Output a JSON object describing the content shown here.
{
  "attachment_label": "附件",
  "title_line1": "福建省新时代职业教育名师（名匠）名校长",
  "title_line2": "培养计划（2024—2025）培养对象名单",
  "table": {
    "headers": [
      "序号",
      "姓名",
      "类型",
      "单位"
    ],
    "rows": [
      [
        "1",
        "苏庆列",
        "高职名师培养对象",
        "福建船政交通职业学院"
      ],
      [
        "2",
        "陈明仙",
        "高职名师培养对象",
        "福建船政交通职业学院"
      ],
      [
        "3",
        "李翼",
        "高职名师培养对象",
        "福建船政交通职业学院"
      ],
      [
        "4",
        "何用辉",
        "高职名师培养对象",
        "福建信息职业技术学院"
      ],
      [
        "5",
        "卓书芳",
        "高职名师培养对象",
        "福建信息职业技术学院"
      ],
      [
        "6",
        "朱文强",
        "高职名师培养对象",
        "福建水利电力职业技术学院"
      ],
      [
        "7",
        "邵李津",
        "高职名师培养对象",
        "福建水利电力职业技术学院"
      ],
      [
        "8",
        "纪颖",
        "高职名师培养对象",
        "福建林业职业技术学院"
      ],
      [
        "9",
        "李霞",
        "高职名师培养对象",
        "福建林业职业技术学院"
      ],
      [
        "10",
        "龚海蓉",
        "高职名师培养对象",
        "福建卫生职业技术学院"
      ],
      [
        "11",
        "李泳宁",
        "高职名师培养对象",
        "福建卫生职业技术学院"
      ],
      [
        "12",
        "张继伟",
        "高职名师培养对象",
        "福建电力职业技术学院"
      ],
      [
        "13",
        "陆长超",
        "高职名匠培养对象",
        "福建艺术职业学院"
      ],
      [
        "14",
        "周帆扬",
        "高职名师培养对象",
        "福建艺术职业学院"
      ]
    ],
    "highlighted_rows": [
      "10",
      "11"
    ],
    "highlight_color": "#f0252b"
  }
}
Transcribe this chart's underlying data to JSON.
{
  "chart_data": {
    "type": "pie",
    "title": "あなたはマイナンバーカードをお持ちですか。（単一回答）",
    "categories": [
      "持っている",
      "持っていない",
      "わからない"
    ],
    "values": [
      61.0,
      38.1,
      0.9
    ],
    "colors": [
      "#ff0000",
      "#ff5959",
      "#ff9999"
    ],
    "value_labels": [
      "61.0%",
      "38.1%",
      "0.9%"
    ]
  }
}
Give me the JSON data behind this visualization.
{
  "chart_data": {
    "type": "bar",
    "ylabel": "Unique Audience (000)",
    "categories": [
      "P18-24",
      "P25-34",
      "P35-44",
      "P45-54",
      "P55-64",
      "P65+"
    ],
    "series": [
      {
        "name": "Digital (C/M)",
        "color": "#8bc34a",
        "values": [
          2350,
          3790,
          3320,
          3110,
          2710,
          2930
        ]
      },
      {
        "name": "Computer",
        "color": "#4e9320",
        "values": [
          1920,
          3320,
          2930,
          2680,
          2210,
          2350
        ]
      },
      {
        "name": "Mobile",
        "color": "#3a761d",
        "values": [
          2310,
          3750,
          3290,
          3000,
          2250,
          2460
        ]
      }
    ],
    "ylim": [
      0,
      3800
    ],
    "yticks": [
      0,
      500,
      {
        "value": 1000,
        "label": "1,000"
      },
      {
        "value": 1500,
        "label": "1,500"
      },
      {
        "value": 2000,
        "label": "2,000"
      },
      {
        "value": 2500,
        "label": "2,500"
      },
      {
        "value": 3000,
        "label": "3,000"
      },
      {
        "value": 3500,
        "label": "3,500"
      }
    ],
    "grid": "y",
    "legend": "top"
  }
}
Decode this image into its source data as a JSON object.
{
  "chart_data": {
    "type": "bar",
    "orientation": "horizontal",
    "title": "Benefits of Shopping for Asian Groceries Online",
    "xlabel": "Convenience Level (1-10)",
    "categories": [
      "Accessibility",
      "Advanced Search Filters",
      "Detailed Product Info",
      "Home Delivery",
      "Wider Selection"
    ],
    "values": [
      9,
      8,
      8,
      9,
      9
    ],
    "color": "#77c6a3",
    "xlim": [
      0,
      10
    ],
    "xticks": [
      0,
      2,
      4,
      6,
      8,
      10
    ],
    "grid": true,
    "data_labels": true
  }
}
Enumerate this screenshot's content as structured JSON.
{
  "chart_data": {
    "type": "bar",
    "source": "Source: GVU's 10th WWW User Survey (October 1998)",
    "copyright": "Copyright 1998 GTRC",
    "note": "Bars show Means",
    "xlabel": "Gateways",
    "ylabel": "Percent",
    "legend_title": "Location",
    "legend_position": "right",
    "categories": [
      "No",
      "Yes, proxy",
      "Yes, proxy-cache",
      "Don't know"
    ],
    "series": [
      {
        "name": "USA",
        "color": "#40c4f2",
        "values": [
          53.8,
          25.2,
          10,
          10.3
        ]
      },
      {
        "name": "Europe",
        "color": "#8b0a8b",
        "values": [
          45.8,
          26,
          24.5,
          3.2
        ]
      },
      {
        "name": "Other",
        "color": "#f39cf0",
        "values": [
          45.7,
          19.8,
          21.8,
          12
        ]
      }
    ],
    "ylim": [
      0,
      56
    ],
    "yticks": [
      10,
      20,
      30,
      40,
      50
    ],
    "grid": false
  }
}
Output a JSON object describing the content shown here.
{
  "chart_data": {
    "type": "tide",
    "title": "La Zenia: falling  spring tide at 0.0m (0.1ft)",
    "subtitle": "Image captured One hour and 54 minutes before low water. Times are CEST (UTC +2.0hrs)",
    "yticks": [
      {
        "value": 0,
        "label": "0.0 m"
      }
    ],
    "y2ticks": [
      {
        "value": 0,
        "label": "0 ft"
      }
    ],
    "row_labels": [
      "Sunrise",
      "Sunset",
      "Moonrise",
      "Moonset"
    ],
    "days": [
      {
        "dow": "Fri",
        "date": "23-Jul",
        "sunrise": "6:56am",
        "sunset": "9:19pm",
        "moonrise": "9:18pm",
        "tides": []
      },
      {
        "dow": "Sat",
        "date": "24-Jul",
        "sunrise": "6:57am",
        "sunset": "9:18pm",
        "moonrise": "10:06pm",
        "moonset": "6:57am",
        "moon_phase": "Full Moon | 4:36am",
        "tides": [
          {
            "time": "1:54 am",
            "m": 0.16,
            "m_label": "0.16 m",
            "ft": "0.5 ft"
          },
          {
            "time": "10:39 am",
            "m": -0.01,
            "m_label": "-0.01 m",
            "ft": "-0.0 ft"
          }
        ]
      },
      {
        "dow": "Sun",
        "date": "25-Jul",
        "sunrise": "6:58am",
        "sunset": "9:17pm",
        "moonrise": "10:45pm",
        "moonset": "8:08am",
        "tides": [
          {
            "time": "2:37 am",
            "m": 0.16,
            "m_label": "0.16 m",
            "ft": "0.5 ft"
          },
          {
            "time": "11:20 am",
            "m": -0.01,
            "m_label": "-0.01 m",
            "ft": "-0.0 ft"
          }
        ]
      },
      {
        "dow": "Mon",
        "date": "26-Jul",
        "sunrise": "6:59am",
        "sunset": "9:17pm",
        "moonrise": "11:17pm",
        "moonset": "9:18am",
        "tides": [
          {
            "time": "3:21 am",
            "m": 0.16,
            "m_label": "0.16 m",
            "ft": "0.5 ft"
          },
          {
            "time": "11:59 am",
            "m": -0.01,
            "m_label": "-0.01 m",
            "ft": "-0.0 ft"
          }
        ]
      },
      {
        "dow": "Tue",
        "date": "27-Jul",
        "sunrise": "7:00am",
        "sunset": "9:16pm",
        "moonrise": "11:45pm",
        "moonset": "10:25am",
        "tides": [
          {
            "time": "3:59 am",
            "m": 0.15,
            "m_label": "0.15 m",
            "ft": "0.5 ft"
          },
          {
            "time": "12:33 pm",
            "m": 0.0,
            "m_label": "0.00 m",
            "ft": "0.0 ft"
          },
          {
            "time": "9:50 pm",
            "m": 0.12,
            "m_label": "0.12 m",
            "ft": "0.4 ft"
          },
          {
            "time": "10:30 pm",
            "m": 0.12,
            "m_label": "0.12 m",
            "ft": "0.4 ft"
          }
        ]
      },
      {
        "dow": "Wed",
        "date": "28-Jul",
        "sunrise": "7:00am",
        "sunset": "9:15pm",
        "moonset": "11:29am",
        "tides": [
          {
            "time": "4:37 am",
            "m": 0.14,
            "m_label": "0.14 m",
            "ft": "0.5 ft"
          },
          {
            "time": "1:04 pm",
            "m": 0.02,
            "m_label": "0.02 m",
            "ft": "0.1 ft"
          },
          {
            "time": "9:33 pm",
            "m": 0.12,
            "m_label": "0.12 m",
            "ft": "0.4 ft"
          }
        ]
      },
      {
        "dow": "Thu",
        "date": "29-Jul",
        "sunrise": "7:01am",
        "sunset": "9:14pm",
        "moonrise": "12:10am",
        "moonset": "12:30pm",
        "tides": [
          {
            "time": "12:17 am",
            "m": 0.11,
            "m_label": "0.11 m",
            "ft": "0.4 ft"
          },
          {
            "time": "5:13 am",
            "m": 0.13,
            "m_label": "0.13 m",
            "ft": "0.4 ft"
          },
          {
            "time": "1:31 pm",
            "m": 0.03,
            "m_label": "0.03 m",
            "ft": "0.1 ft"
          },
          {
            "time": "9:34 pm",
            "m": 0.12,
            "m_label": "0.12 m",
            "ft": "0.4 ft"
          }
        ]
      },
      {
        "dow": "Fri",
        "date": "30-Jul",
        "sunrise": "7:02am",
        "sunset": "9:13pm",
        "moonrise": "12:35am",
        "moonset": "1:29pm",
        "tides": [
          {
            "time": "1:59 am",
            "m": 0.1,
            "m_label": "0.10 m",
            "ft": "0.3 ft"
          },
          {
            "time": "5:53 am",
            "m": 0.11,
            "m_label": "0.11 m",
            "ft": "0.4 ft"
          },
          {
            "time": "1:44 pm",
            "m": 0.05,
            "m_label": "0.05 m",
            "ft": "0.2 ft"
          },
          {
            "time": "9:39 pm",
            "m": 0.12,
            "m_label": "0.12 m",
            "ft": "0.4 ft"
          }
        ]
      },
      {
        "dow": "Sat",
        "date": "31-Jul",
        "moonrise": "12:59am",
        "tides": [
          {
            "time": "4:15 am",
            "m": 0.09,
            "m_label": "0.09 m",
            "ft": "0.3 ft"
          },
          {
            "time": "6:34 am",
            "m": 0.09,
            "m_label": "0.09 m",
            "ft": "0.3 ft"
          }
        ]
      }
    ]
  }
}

Requirements »
Each line that has the word "this" counts once. How many such lines are in the data? Give the number alone.

Result »
4